■ Task requirements
Copy the lines holding the word "Flow", all of them.
"""
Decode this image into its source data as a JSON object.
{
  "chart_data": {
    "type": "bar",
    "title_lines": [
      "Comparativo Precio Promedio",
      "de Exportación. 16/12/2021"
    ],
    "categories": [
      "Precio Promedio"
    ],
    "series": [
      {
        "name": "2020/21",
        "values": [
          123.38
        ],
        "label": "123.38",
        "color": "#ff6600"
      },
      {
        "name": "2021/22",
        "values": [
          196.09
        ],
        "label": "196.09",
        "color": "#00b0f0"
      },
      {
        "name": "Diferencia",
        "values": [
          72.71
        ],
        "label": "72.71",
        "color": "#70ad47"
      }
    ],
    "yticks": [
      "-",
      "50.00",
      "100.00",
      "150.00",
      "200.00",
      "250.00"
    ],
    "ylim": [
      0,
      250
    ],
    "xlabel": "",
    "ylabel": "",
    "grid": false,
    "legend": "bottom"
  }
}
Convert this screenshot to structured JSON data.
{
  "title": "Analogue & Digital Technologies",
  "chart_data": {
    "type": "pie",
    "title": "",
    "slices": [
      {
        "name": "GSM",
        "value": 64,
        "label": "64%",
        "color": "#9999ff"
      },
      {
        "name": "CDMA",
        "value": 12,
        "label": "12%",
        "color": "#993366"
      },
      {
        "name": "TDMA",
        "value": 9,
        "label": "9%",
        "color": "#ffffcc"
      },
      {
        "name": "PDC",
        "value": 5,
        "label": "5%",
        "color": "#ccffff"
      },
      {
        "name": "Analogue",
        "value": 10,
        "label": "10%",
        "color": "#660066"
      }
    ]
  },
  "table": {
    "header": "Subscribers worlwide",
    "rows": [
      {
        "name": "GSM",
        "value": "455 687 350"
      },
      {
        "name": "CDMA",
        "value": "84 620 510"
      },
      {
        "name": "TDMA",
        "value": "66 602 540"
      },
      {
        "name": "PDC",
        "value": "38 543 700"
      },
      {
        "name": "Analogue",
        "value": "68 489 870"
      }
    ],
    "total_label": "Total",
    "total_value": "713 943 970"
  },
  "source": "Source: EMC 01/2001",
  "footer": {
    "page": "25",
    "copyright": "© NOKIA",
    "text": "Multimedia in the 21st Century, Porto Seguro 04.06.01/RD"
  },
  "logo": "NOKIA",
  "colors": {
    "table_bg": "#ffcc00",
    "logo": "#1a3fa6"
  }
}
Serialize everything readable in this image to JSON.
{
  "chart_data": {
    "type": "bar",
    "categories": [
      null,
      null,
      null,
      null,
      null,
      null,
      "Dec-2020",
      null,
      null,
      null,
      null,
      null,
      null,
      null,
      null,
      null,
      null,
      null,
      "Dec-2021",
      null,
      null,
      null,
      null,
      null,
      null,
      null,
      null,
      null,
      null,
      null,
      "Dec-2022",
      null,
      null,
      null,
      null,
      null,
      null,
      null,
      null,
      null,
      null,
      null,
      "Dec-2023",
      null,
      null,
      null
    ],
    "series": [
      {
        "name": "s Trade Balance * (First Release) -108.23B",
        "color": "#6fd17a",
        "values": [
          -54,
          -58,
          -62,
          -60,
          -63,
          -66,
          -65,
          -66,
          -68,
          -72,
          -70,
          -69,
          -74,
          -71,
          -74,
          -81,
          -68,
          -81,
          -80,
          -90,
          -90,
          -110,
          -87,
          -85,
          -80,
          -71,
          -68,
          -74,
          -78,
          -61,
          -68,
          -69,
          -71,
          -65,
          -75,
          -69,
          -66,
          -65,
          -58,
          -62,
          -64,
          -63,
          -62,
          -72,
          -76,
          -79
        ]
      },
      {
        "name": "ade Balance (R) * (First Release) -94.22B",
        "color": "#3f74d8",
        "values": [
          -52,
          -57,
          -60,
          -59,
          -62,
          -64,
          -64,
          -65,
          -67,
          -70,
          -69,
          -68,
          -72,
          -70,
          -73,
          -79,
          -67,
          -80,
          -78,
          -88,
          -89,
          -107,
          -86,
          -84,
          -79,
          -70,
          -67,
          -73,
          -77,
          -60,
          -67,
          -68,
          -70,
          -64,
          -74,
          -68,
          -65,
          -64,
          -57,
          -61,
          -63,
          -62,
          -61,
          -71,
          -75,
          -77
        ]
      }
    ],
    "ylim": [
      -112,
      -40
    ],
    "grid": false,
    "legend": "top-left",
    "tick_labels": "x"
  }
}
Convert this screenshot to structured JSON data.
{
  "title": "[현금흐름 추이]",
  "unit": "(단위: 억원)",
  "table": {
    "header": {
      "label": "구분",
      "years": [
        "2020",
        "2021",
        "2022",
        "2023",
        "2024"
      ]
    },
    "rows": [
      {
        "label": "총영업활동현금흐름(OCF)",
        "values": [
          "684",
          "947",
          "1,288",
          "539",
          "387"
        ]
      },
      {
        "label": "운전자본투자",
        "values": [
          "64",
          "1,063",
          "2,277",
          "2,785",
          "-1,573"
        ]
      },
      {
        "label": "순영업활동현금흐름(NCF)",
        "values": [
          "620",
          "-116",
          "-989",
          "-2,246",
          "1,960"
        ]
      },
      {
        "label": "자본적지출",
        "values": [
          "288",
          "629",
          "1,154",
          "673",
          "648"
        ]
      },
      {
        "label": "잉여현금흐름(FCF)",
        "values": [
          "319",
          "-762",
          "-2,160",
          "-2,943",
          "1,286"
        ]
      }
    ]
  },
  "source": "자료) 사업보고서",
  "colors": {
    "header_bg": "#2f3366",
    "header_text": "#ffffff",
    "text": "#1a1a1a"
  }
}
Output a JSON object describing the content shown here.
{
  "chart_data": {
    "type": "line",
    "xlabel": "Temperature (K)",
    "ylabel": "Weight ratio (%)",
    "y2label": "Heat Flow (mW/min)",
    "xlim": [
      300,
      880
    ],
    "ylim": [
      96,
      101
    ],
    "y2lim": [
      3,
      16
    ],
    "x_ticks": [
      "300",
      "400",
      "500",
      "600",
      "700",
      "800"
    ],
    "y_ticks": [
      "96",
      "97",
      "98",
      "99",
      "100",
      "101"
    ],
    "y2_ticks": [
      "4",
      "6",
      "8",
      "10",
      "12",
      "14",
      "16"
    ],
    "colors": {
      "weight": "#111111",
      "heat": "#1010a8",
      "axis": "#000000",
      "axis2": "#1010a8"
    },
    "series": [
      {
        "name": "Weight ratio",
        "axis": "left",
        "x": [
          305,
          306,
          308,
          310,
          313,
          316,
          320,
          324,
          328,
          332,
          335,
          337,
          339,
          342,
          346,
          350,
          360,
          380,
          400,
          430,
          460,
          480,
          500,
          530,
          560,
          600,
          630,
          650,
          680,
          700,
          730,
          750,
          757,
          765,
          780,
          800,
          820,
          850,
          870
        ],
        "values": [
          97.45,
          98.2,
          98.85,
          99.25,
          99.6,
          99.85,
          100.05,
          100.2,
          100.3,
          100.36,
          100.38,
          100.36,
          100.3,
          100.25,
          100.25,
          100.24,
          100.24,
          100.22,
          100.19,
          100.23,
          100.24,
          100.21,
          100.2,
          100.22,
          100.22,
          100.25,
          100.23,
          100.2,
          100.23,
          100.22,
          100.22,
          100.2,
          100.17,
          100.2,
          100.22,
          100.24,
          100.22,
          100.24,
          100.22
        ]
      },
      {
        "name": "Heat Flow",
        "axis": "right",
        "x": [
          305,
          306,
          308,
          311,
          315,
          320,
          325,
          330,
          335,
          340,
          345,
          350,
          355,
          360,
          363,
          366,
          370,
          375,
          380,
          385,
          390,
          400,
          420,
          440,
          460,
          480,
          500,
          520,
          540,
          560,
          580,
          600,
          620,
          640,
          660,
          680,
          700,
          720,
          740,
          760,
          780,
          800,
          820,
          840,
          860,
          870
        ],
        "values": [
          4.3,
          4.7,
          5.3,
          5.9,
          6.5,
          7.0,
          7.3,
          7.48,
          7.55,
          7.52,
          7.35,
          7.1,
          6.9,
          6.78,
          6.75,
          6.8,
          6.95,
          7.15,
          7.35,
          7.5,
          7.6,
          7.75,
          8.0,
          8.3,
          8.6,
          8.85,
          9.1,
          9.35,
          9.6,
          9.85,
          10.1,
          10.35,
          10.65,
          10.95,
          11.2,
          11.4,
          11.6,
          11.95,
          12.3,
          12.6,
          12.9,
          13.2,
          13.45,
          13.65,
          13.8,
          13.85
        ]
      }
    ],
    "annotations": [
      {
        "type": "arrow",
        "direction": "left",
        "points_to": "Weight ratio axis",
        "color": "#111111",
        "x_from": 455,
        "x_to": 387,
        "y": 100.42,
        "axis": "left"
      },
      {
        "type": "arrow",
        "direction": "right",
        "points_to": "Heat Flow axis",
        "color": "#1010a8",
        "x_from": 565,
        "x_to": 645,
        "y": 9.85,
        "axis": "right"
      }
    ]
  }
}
"""
■ Task result
    "y2label": "Heat Flow (mW/min)",
        "name": "Heat Flow",
        "points_to": "Heat Flow axis",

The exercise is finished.